▶ [Records to use]
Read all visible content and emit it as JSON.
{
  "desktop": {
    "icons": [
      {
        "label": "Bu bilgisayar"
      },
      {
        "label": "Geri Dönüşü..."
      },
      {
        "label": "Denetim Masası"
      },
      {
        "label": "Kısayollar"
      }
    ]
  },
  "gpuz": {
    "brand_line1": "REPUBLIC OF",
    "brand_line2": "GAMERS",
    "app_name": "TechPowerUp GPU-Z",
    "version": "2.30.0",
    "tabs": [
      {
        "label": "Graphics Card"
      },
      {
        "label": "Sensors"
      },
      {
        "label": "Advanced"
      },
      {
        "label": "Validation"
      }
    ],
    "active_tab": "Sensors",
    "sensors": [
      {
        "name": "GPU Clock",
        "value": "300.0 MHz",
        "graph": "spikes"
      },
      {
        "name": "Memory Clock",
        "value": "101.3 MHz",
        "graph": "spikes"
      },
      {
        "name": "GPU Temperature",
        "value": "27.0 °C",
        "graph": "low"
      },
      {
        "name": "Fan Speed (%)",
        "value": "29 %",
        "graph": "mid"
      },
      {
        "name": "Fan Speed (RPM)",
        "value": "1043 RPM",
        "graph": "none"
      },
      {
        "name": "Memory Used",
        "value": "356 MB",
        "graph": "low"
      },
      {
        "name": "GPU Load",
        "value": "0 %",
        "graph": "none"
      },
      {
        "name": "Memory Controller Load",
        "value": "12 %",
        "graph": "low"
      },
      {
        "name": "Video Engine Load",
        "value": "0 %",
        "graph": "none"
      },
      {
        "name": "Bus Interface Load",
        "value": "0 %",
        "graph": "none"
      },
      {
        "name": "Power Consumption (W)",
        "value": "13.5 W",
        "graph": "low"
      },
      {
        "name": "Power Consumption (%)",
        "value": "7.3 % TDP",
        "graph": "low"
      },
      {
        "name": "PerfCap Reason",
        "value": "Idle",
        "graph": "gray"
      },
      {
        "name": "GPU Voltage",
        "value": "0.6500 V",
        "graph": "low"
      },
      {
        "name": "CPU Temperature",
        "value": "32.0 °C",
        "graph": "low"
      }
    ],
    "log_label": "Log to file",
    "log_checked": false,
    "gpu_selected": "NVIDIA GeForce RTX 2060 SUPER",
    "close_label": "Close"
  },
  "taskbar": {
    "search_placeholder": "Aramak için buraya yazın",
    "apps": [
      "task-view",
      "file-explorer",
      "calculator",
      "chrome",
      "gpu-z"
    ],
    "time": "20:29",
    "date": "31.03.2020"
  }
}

▶ [Request]
Find each line with the string "Consumption" and copy it out.

▶ [Reply to the exercise]
        "name": "Power Consumption (W)",
        "name": "Power Consumption (%)",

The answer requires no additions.